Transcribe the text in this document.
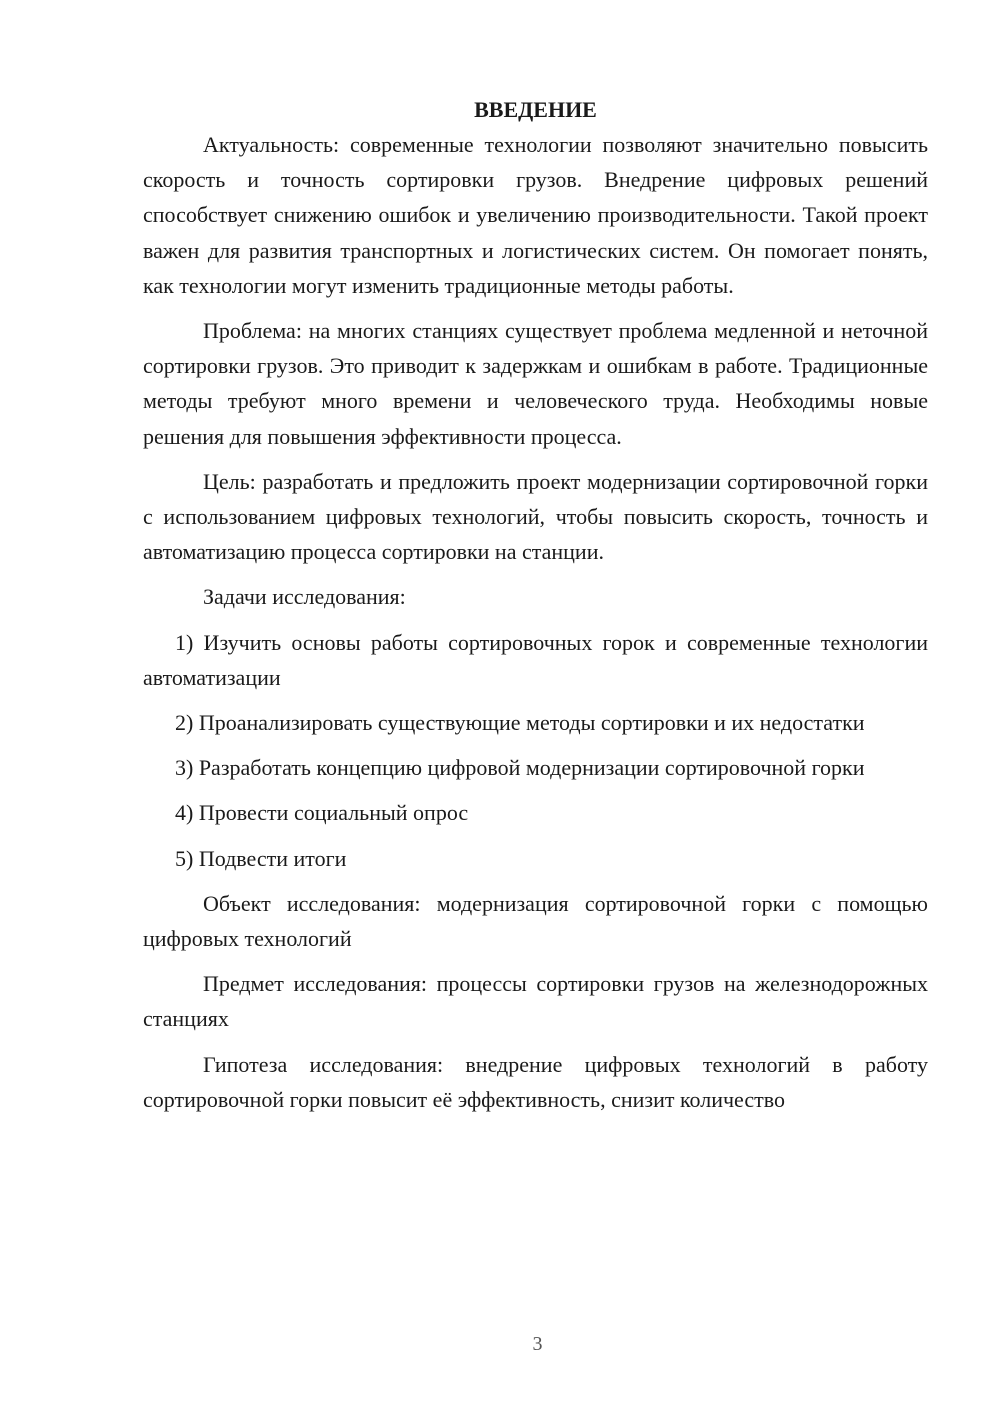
ВВЕДЕНИЕ

Актуальность: современные технологии позволяют значительно повысить скорость и точность сортировки грузов. Внедрение цифровых решений способствует снижению ошибок и увеличению производительности. Такой проект важен для развития транспортных и логистических систем. Он помогает понять, как технологии могут изменить традиционные методы работы.

Проблема: на многих станциях существует проблема медленной и неточной сортировки грузов. Это приводит к задержкам и ошибкам в работе. Традиционные методы требуют много времени и человеческого труда. Необходимы новые решения для повышения эффективности процесса.

Цель: разработать и предложить проект модернизации сортировочной горки с использованием цифровых технологий, чтобы повысить скорость, точность и автоматизацию процесса сортировки на станции.

Задачи исследования:

1) Изучить основы работы сортировочных горок и современные технологии автоматизации

2) Проанализировать существующие методы сортировки и их недостатки

3) Разработать концепцию цифровой модернизации сортировочной горки

4) Провести социальный опрос

5) Подвести итоги

Объект исследования: модернизация сортировочной горки с помощью цифровых технологий

Предмет исследования: процессы сортировки грузов на железнодорожных станциях

Гипотеза исследования: внедрение цифровых технологий в работу сортировочной горки повысит её эффективность, снизит количество

3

#### Challenge
Omit any images, then output the listing exactly.

#### Finished answer
Transcribe the text in this document.
ВВЕДЕНИЕ

Актуальность: современные технологии позволяют значительно повысить скорость и точность сортировки грузов. Внедрение цифровых решений способствует снижению ошибок и увеличению производительности. Такой проект важен для развития транспортных и логистических систем. Он помогает понять, как технологии могут изменить традиционные методы работы.

Проблема: на многих станциях существует проблема медленной и неточной сортировки грузов. Это приводит к задержкам и ошибкам в работе. Традиционные методы требуют много времени и человеческого труда. Необходимы новые решения для повышения эффективности процесса.

Цель: разработать и предложить проект модернизации сортировочной горки с использованием цифровых технологий, чтобы повысить скорость, точность и автоматизацию процесса сортировки на станции.

Задачи исследования:

1) Изучить основы работы сортировочных горок и современные технологии автоматизации

2) Проанализировать существующие методы сортировки и их недостатки

3) Разработать концепцию цифровой модернизации сортировочной горки

4) Провести социальный опрос

5) Подвести итоги

Объект исследования: модернизация сортировочной горки с помощью цифровых технологий

Предмет исследования: процессы сортировки грузов на железнодорожных станциях

Гипотеза исследования: внедрение цифровых технологий в работу сортировочной горки повысит её эффективность, снизит количество

3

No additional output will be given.